— START Extracted records —

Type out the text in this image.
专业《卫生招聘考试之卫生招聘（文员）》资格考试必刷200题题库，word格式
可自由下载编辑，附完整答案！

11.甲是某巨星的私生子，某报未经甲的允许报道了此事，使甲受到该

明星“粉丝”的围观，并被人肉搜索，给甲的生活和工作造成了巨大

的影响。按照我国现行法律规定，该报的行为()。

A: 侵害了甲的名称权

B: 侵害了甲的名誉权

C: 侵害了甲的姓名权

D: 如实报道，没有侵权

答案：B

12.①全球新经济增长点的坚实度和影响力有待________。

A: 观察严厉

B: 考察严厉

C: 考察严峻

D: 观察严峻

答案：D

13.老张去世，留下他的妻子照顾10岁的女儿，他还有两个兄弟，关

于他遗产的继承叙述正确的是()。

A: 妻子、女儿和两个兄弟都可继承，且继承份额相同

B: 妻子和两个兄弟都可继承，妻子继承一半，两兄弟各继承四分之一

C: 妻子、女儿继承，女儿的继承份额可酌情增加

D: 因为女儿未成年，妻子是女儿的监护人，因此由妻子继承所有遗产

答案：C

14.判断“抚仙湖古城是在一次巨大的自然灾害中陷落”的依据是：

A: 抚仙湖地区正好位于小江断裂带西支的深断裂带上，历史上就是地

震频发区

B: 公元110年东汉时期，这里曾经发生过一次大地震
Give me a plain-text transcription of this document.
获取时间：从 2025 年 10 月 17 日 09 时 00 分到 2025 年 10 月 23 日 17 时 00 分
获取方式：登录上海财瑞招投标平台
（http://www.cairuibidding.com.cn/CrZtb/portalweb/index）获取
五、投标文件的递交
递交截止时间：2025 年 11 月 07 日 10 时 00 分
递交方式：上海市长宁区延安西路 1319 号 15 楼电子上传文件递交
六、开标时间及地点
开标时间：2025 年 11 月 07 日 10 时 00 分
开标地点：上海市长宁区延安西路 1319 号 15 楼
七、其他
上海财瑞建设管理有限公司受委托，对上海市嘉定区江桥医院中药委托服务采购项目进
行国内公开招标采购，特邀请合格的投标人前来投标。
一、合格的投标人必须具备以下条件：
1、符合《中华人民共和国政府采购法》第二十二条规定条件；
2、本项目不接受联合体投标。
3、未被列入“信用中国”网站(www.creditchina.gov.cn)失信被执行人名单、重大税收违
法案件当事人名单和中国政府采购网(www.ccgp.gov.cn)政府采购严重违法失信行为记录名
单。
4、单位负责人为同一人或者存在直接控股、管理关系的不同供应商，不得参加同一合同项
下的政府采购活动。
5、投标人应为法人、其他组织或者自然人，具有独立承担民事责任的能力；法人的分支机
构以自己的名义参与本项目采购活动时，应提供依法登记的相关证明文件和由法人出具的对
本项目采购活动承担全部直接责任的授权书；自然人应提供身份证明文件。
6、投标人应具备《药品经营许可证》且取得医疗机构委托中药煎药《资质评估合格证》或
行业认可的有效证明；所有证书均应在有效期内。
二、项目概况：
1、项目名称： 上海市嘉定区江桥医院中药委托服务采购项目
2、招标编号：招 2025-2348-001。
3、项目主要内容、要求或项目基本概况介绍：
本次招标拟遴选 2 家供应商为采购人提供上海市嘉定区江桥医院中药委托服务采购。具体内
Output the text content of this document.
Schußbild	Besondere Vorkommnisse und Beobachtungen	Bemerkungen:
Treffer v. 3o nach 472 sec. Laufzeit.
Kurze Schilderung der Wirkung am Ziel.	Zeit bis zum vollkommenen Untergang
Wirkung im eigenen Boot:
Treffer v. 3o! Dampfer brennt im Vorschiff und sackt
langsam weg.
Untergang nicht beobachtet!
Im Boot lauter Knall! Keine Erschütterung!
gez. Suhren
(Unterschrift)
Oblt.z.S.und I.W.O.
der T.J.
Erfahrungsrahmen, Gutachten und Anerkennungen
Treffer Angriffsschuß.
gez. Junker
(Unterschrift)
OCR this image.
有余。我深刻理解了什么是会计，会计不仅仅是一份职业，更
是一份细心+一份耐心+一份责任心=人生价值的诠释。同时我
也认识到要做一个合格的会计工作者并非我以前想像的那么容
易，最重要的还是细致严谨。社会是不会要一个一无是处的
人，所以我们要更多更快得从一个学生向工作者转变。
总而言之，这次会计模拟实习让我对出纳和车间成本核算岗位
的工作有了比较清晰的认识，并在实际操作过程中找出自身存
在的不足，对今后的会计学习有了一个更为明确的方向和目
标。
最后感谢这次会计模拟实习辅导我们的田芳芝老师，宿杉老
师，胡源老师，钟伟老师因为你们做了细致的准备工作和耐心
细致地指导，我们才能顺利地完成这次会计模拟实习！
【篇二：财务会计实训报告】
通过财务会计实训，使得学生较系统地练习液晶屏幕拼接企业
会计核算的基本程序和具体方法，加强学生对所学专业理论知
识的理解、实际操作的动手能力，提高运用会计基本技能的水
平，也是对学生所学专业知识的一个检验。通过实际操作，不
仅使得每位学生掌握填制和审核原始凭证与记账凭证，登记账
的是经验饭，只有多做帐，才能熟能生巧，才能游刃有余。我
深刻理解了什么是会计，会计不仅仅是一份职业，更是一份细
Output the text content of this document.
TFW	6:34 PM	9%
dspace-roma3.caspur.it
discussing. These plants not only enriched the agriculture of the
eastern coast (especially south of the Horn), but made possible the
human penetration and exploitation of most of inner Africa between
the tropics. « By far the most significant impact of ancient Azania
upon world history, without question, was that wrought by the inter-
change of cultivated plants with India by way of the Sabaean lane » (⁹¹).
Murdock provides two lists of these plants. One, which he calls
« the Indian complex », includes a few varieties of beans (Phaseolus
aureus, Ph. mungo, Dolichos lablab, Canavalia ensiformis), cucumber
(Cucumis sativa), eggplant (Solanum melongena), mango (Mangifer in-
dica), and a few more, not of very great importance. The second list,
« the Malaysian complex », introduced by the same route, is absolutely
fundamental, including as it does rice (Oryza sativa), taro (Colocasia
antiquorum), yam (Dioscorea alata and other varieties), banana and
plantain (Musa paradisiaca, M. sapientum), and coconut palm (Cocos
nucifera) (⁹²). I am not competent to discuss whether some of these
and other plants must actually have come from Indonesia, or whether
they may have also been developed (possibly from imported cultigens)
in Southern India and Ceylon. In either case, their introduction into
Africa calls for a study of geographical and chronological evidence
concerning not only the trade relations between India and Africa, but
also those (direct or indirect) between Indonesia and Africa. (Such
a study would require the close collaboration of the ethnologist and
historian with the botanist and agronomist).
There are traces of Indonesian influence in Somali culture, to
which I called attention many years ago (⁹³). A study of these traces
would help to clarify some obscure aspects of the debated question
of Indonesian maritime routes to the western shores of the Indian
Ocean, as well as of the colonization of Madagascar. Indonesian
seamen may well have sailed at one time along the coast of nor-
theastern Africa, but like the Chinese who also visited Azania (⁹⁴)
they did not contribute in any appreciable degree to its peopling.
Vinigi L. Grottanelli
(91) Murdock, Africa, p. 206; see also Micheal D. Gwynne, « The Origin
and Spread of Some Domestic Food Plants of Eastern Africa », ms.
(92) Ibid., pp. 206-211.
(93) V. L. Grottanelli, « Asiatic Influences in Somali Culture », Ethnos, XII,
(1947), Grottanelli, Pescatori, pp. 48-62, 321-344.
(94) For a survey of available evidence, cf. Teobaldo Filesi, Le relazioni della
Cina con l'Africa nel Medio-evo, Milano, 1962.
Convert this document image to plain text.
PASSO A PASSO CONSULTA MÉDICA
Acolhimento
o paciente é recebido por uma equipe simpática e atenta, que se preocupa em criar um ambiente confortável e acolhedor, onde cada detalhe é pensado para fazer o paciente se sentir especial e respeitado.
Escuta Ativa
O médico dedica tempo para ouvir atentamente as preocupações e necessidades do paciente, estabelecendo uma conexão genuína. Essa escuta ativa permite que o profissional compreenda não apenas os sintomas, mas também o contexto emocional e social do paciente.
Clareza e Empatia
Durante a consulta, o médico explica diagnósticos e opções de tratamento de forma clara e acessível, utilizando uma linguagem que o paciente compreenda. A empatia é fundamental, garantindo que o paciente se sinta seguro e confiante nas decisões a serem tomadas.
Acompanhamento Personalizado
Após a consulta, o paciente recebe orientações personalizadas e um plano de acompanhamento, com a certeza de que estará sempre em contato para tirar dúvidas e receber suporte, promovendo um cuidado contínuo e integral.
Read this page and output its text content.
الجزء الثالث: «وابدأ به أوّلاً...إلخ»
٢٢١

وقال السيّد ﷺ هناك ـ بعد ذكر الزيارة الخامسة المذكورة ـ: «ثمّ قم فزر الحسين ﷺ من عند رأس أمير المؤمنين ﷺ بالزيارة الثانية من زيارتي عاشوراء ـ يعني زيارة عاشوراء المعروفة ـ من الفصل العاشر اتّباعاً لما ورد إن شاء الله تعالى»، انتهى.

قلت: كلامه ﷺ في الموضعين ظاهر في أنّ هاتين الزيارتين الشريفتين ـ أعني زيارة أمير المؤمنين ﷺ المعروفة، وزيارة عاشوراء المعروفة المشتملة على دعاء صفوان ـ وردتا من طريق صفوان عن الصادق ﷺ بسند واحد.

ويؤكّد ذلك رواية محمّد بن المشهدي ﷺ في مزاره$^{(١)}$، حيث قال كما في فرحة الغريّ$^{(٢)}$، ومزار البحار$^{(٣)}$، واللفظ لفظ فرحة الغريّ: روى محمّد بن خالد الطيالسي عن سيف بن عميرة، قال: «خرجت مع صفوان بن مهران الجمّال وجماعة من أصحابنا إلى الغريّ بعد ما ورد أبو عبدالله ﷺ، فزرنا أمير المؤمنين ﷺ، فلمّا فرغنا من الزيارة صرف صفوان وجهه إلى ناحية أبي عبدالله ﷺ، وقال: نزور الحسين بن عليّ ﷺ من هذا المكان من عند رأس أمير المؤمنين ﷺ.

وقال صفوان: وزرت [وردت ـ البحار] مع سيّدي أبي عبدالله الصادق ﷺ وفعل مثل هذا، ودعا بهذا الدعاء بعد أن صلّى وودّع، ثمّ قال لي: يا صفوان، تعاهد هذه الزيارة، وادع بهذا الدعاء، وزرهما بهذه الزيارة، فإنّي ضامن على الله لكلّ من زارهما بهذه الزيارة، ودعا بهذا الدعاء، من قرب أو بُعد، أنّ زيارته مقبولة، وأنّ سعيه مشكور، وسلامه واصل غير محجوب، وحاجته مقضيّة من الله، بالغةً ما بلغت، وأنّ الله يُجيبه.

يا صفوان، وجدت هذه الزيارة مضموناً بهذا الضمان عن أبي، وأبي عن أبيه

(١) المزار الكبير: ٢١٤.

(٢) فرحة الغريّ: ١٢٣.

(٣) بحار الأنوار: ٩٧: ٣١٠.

— END Extracted records —

What you need to do: Look through the listing and extract every line with "أمير" in it.

Task result:
وقال السيّد ﷺ هناك ـ بعد ذكر الزيارة الخامسة المذكورة ـ: «ثمّ قم فزر الحسين ﷺ من عند رأس أمير المؤمنين ﷺ بالزيارة الثانية من زيارتي عاشوراء ـ يعني زيارة عاشوراء المعروفة ـ من الفصل العاشر اتّباعاً لما ورد إن شاء الله تعالى»، انتهى.
قلت: كلامه ﷺ في الموضعين ظاهر في أنّ هاتين الزيارتين الشريفتين ـ أعني زيارة أمير المؤمنين ﷺ المعروفة، وزيارة عاشوراء المعروفة المشتملة على دعاء صفوان ـ وردتا من طريق صفوان عن الصادق ﷺ بسند واحد.
ويؤكّد ذلك رواية محمّد بن المشهدي ﷺ في مزاره$^{(١)}$، حيث قال كما في فرحة الغريّ$^{(٢)}$، ومزار البحار$^{(٣)}$، واللفظ لفظ فرحة الغريّ: روى محمّد بن خالد الطيالسي عن سيف بن عميرة، قال: «خرجت مع صفوان بن مهران الجمّال وجماعة من أصحابنا إلى الغريّ بعد ما ورد أبو عبدالله ﷺ، فزرنا أمير المؤمنين ﷺ، فلمّا فرغنا من الزيارة صرف صفوان وجهه إلى ناحية أبي عبدالله ﷺ، وقال: نزور الحسين بن عليّ ﷺ من هذا المكان من عند رأس أمير المؤمنين ﷺ.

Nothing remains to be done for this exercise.